(Collected data entries)
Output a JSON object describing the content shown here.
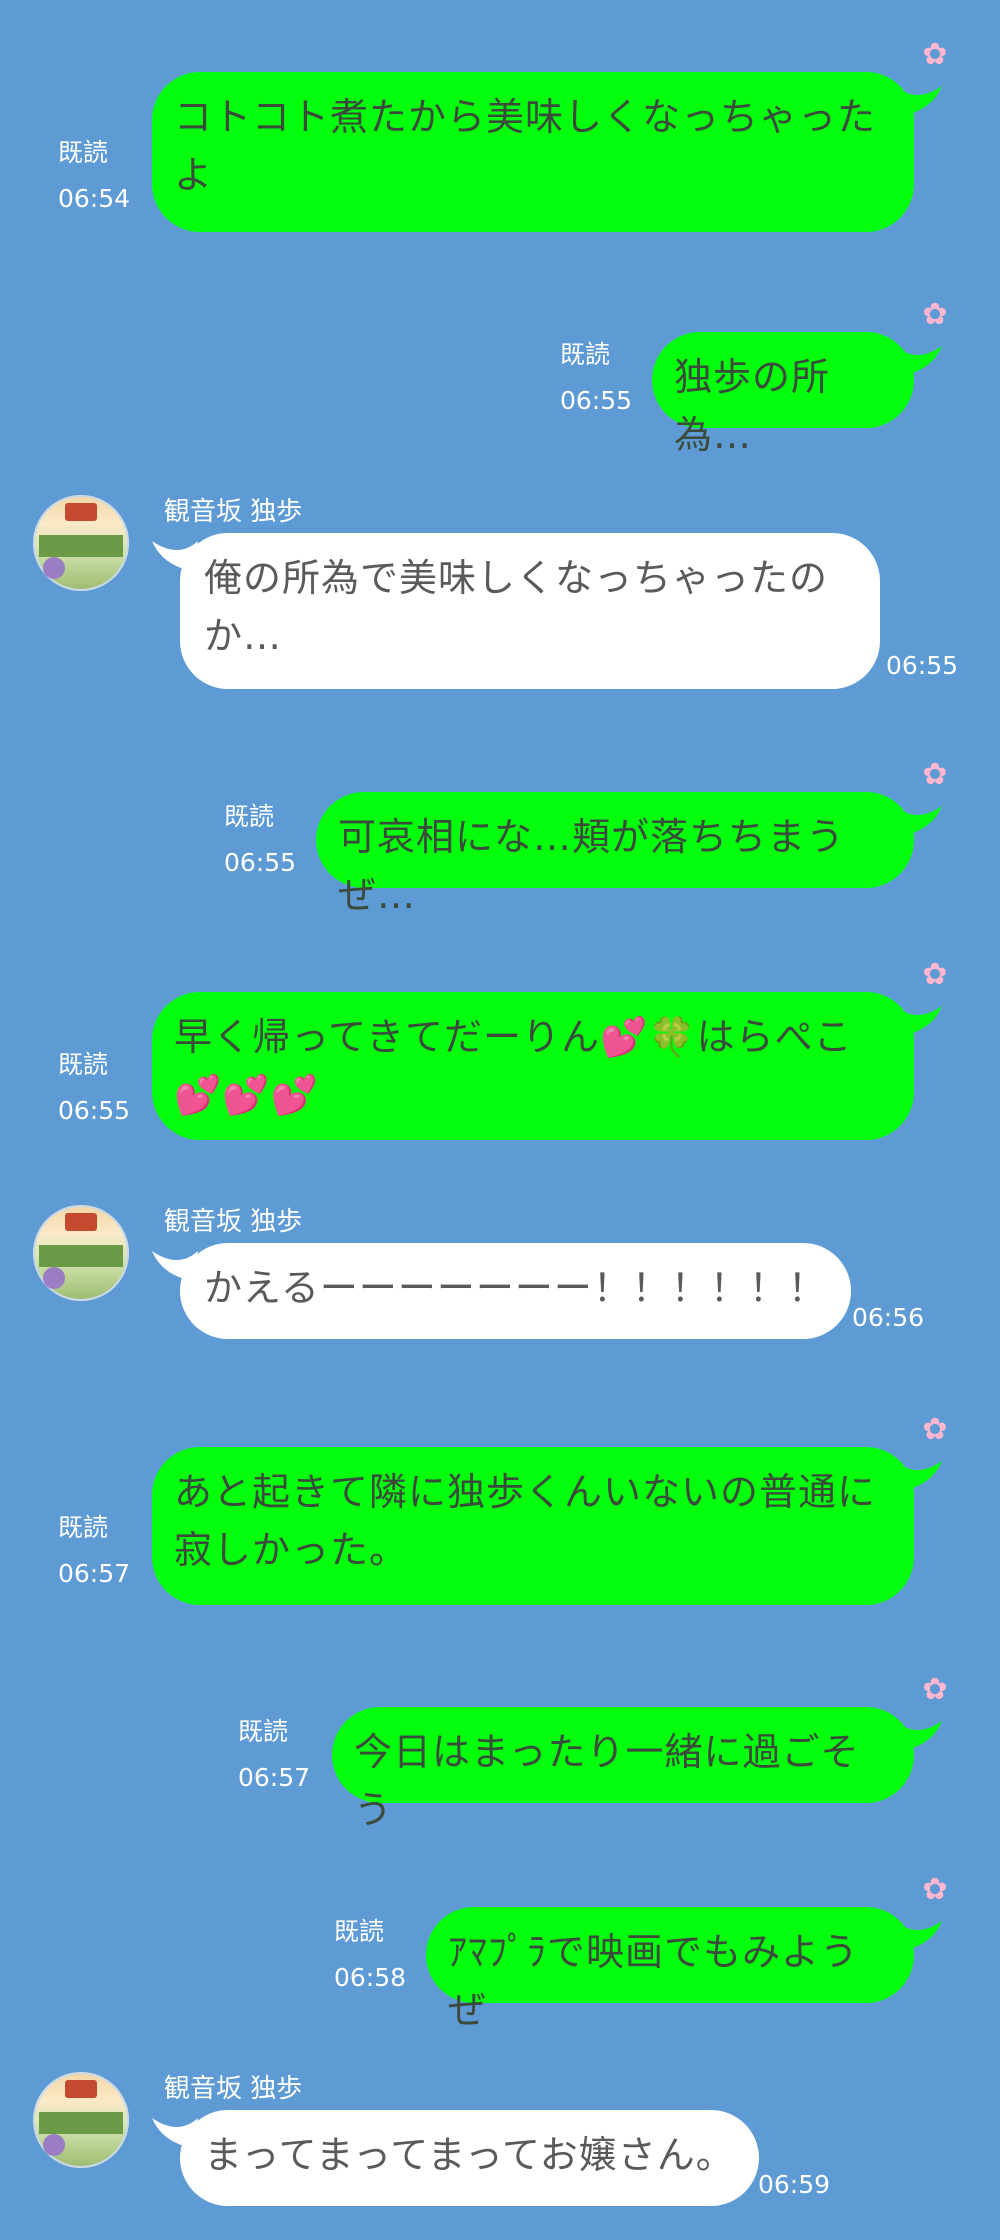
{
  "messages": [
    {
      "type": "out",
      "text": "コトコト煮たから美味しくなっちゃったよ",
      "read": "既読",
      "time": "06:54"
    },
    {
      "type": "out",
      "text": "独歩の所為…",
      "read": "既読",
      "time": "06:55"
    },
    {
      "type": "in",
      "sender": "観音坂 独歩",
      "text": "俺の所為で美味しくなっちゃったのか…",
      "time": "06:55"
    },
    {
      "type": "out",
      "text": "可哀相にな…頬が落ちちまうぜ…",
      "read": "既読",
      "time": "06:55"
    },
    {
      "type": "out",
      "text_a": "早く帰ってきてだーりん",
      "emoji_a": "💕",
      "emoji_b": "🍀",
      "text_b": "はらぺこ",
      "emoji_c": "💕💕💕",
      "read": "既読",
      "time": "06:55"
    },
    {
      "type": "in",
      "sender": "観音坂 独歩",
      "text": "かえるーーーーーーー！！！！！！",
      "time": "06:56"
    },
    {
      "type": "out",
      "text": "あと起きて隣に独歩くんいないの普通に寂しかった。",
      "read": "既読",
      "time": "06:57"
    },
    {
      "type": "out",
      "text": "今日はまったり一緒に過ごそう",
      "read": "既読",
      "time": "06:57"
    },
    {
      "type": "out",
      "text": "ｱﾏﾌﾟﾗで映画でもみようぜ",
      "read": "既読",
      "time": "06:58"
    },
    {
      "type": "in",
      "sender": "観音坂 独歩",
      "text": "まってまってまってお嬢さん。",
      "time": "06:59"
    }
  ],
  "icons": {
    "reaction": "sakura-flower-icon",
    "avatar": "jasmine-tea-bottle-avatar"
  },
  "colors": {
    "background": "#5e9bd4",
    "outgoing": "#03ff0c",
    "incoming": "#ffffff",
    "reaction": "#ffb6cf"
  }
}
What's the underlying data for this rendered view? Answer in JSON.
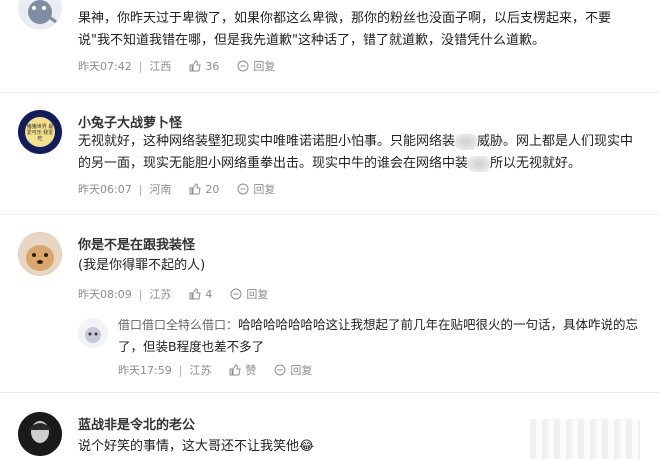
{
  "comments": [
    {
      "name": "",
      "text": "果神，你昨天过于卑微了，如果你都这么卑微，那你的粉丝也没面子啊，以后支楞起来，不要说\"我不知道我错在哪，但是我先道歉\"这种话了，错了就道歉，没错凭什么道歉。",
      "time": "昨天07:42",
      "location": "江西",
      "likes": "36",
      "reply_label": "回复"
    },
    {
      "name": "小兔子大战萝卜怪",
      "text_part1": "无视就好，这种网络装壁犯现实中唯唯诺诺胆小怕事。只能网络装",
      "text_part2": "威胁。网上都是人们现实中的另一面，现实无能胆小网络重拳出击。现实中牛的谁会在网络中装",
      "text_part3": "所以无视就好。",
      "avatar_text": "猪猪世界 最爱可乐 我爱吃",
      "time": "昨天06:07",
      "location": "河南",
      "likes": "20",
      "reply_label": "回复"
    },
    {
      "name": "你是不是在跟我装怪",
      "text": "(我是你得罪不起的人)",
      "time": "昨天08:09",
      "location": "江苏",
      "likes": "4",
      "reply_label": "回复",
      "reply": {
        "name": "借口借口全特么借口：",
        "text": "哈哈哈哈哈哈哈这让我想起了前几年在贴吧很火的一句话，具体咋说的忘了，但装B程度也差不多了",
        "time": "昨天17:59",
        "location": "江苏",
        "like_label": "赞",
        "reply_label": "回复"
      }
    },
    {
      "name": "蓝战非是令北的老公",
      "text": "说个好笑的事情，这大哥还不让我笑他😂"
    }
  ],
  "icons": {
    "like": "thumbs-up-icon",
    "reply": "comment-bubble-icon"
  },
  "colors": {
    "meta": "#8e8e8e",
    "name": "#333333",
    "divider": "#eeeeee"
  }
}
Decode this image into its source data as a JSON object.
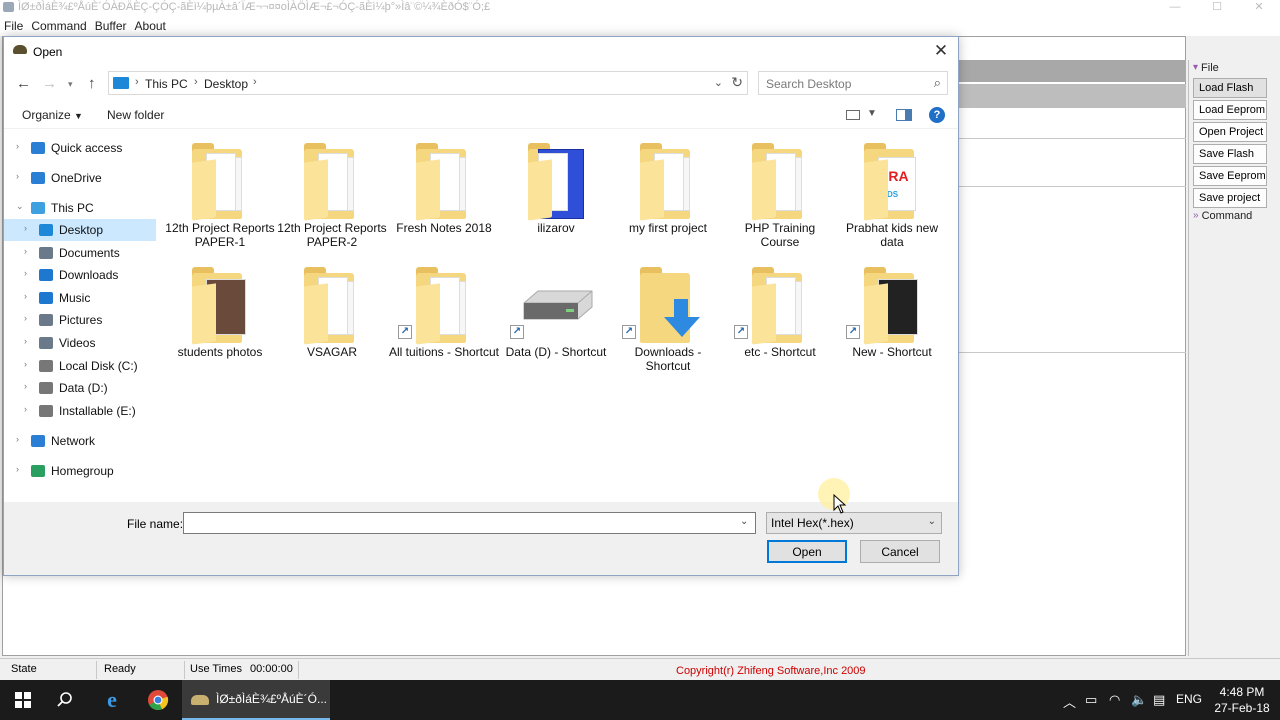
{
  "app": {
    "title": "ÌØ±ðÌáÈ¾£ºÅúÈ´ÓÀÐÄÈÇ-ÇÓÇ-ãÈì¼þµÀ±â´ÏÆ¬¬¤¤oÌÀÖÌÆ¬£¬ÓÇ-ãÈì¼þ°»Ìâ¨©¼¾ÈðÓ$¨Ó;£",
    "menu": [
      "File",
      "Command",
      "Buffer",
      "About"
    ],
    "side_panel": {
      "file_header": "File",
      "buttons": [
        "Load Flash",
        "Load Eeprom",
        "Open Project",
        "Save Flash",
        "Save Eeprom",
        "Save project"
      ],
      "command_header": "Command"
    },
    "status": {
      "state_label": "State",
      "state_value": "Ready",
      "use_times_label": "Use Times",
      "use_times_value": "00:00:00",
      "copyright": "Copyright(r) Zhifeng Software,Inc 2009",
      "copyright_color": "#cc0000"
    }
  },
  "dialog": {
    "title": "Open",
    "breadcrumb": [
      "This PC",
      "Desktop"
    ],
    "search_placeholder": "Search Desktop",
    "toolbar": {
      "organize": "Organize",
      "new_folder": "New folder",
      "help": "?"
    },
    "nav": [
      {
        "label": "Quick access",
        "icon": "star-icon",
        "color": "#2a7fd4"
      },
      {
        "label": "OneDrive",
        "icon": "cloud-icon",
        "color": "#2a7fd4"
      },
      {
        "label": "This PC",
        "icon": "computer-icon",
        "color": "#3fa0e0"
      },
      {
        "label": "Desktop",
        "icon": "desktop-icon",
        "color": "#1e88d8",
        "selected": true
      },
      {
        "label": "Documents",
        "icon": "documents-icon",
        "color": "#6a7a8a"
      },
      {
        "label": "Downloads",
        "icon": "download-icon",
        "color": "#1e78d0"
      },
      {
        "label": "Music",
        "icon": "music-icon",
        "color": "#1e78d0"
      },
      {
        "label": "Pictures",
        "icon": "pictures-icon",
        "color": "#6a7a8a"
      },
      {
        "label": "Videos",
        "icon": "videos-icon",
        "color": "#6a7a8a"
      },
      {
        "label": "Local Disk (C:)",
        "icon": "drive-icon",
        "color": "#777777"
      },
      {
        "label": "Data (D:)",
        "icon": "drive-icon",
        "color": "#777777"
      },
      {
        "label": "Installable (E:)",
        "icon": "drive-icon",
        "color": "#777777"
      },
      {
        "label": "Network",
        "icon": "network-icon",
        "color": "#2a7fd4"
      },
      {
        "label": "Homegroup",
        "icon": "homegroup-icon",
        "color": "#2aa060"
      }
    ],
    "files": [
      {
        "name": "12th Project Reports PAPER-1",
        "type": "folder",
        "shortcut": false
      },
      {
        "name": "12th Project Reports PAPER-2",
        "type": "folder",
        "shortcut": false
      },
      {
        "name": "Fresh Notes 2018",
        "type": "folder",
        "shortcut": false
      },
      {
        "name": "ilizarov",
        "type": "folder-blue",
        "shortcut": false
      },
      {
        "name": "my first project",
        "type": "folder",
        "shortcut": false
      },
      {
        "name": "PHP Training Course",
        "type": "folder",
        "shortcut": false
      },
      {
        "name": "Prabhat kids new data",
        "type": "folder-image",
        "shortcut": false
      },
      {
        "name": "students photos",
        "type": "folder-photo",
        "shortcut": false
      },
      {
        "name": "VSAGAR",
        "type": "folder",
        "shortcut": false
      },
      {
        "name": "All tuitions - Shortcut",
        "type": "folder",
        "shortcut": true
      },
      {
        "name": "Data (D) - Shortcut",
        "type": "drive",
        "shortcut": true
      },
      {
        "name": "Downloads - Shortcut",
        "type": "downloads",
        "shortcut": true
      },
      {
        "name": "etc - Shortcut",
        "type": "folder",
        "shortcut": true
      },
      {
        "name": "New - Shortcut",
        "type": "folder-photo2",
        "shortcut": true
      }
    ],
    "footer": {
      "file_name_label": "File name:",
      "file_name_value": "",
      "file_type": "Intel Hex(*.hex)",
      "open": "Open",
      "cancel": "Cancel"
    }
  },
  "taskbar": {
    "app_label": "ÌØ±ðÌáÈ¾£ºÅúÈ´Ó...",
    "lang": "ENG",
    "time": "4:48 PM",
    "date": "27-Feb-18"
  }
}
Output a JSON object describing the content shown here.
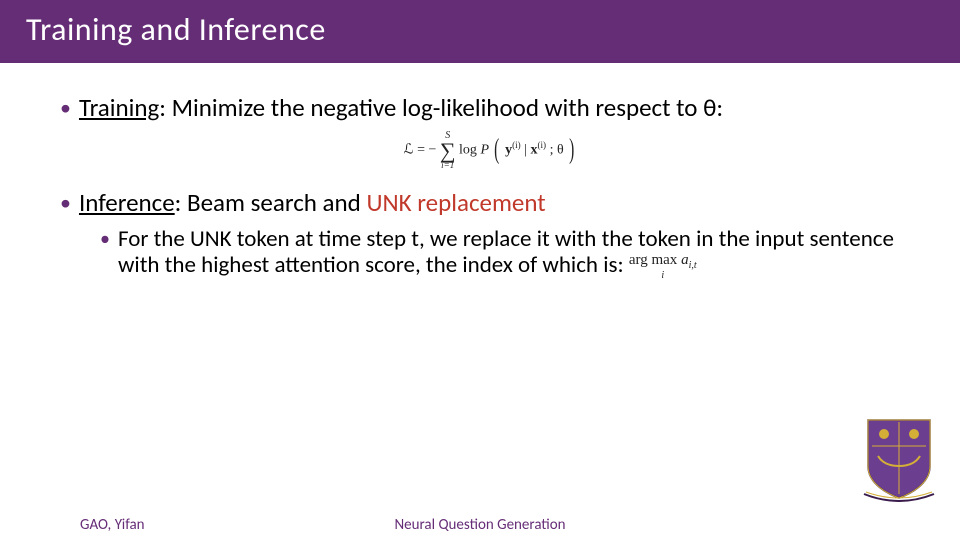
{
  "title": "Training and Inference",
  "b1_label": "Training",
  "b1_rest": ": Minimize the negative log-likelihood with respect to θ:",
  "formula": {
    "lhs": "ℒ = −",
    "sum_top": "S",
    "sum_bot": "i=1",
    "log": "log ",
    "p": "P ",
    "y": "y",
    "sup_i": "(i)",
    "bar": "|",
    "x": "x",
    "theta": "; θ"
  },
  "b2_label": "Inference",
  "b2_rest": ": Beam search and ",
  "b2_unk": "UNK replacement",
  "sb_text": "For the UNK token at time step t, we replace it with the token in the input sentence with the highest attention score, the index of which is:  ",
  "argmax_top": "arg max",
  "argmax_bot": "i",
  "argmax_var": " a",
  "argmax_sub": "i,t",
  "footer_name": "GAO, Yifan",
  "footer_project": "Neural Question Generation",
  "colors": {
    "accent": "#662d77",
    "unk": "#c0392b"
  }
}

◆ **REQUIRED WORK**: Work out how many lines of the data hold the string "image". Reply with that number alone.

◆ **REPLY TO THE TASK**: 2